- _Set task_: Return each entry exactly, with none missing.
──────── Entries shown ────────
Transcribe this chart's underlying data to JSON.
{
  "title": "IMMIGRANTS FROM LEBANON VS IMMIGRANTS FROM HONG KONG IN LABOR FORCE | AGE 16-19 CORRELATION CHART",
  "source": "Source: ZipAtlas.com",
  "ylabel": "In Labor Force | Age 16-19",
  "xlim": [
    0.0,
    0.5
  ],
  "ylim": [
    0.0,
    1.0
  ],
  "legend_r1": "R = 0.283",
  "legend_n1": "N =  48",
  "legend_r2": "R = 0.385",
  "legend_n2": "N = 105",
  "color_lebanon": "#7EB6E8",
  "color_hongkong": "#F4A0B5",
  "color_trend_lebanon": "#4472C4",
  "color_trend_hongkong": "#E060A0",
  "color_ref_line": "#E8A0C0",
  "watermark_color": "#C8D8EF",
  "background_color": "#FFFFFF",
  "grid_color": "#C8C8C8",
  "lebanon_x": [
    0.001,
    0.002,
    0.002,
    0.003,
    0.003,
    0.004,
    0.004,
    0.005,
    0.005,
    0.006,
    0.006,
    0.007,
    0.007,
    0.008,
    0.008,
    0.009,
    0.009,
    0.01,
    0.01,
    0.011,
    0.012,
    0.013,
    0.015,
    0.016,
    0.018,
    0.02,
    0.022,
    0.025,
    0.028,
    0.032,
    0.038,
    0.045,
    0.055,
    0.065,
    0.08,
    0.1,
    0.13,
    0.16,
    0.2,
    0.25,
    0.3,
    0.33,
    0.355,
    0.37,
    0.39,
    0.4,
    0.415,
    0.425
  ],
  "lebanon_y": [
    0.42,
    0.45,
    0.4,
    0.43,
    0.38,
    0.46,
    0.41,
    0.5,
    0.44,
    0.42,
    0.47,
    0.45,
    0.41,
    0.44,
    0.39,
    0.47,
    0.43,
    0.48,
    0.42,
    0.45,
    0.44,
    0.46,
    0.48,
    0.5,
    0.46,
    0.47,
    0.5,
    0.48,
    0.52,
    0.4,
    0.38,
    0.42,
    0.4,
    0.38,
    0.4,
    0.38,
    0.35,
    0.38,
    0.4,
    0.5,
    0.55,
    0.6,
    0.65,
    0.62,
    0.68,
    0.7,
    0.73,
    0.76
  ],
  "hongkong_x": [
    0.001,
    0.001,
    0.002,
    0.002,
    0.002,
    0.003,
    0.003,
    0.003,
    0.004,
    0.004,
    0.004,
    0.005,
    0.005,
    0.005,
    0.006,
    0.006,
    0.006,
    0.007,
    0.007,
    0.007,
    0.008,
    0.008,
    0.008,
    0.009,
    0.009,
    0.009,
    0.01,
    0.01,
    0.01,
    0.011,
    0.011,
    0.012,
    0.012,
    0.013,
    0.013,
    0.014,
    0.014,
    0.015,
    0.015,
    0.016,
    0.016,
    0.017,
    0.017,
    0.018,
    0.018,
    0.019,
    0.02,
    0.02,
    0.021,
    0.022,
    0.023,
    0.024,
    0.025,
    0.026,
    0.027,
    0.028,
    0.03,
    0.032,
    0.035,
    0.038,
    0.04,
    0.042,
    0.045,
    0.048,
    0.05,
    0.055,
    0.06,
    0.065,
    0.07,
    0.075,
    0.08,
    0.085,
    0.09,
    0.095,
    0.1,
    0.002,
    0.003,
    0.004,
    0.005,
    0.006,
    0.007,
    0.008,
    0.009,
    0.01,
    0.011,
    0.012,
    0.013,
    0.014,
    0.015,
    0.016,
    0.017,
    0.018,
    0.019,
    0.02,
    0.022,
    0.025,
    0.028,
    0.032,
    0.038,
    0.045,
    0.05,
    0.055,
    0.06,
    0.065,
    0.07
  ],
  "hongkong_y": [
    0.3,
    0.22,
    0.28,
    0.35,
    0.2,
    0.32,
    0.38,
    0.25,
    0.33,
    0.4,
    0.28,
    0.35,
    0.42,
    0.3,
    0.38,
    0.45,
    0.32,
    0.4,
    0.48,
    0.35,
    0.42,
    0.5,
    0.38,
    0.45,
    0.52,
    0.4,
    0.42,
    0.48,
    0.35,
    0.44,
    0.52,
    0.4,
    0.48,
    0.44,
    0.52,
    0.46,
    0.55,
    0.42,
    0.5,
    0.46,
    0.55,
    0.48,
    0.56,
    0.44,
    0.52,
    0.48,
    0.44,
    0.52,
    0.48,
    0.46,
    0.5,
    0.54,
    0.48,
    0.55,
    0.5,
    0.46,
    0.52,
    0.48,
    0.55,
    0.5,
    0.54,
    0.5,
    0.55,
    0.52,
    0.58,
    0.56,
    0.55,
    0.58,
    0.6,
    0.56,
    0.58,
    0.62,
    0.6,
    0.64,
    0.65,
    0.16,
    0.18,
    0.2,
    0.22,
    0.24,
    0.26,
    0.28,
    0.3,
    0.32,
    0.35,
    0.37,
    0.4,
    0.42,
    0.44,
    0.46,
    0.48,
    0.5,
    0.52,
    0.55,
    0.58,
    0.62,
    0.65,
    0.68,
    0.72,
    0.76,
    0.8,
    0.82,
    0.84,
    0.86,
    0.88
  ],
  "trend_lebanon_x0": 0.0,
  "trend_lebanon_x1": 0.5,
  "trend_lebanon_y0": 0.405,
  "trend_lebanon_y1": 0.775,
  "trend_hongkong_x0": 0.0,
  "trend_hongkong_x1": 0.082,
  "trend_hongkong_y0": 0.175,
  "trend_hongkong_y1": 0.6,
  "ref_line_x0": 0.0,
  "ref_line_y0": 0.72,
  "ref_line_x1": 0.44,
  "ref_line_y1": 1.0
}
────────
- _Output_:
Transcribe this chart's underlying data to JSON.
{
  "title": "IMMIGRANTS FROM LEBANON VS IMMIGRANTS FROM HONG KONG IN LABOR FORCE | AGE 16-19 CORRELATION CHART",
  "source": "Source: ZipAtlas.com",
  "ylabel": "In Labor Force | Age 16-19",
  "xlim": [
    0.0,
    0.5
  ],
  "ylim": [
    0.0,
    1.0
  ],
  "legend_r1": "R = 0.283",
  "legend_n1": "N =  48",
  "legend_r2": "R = 0.385",
  "legend_n2": "N = 105",
  "color_lebanon": "#7EB6E8",
  "color_hongkong": "#F4A0B5",
  "color_trend_lebanon": "#4472C4",
  "color_trend_hongkong": "#E060A0",
  "color_ref_line": "#E8A0C0",
  "watermark_color": "#C8D8EF",
  "background_color": "#FFFFFF",
  "grid_color": "#C8C8C8",
  "lebanon_x": [
    0.001,
    0.002,
    0.002,
    0.003,
    0.003,
    0.004,
    0.004,
    0.005,
    0.005,
    0.006,
    0.006,
    0.007,
    0.007,
    0.008,
    0.008,
    0.009,
    0.009,
    0.01,
    0.01,
    0.011,
    0.012,
    0.013,
    0.015,
    0.016,
    0.018,
    0.02,
    0.022,
    0.025,
    0.028,
    0.032,
    0.038,
    0.045,
    0.055,
    0.065,
    0.08,
    0.1,
    0.13,
    0.16,
    0.2,
    0.25,
    0.3,
    0.33,
    0.355,
    0.37,
    0.39,
    0.4,
    0.415,
    0.425
  ],
  "lebanon_y": [
    0.42,
    0.45,
    0.4,
    0.43,
    0.38,
    0.46,
    0.41,
    0.5,
    0.44,
    0.42,
    0.47,
    0.45,
    0.41,
    0.44,
    0.39,
    0.47,
    0.43,
    0.48,
    0.42,
    0.45,
    0.44,
    0.46,
    0.48,
    0.5,
    0.46,
    0.47,
    0.5,
    0.48,
    0.52,
    0.4,
    0.38,
    0.42,
    0.4,
    0.38,
    0.4,
    0.38,
    0.35,
    0.38,
    0.4,
    0.5,
    0.55,
    0.6,
    0.65,
    0.62,
    0.68,
    0.7,
    0.73,
    0.76
  ],
  "hongkong_x": [
    0.001,
    0.001,
    0.002,
    0.002,
    0.002,
    0.003,
    0.003,
    0.003,
    0.004,
    0.004,
    0.004,
    0.005,
    0.005,
    0.005,
    0.006,
    0.006,
    0.006,
    0.007,
    0.007,
    0.007,
    0.008,
    0.008,
    0.008,
    0.009,
    0.009,
    0.009,
    0.01,
    0.01,
    0.01,
    0.011,
    0.011,
    0.012,
    0.012,
    0.013,
    0.013,
    0.014,
    0.014,
    0.015,
    0.015,
    0.016,
    0.016,
    0.017,
    0.017,
    0.018,
    0.018,
    0.019,
    0.02,
    0.02,
    0.021,
    0.022,
    0.023,
    0.024,
    0.025,
    0.026,
    0.027,
    0.028,
    0.03,
    0.032,
    0.035,
    0.038,
    0.04,
    0.042,
    0.045,
    0.048,
    0.05,
    0.055,
    0.06,
    0.065,
    0.07,
    0.075,
    0.08,
    0.085,
    0.09,
    0.095,
    0.1,
    0.002,
    0.003,
    0.004,
    0.005,
    0.006,
    0.007,
    0.008,
    0.009,
    0.01,
    0.011,
    0.012,
    0.013,
    0.014,
    0.015,
    0.016,
    0.017,
    0.018,
    0.019,
    0.02,
    0.022,
    0.025,
    0.028,
    0.032,
    0.038,
    0.045,
    0.05,
    0.055,
    0.06,
    0.065,
    0.07
  ],
  "hongkong_y": [
    0.3,
    0.22,
    0.28,
    0.35,
    0.2,
    0.32,
    0.38,
    0.25,
    0.33,
    0.4,
    0.28,
    0.35,
    0.42,
    0.3,
    0.38,
    0.45,
    0.32,
    0.4,
    0.48,
    0.35,
    0.42,
    0.5,
    0.38,
    0.45,
    0.52,
    0.4,
    0.42,
    0.48,
    0.35,
    0.44,
    0.52,
    0.4,
    0.48,
    0.44,
    0.52,
    0.46,
    0.55,
    0.42,
    0.5,
    0.46,
    0.55,
    0.48,
    0.56,
    0.44,
    0.52,
    0.48,
    0.44,
    0.52,
    0.48,
    0.46,
    0.5,
    0.54,
    0.48,
    0.55,
    0.5,
    0.46,
    0.52,
    0.48,
    0.55,
    0.5,
    0.54,
    0.5,
    0.55,
    0.52,
    0.58,
    0.56,
    0.55,
    0.58,
    0.6,
    0.56,
    0.58,
    0.62,
    0.6,
    0.64,
    0.65,
    0.16,
    0.18,
    0.2,
    0.22,
    0.24,
    0.26,
    0.28,
    0.3,
    0.32,
    0.35,
    0.37,
    0.4,
    0.42,
    0.44,
    0.46,
    0.48,
    0.5,
    0.52,
    0.55,
    0.58,
    0.62,
    0.65,
    0.68,
    0.72,
    0.76,
    0.8,
    0.82,
    0.84,
    0.86,
    0.88
  ],
  "trend_lebanon_x0": 0.0,
  "trend_lebanon_x1": 0.5,
  "trend_lebanon_y0": 0.405,
  "trend_lebanon_y1": 0.775,
  "trend_hongkong_x0": 0.0,
  "trend_hongkong_x1": 0.082,
  "trend_hongkong_y0": 0.175,
  "trend_hongkong_y1": 0.6,
  "ref_line_x0": 0.0,
  "ref_line_y0": 0.72,
  "ref_line_x1": 0.44,
  "ref_line_y1": 1.0
}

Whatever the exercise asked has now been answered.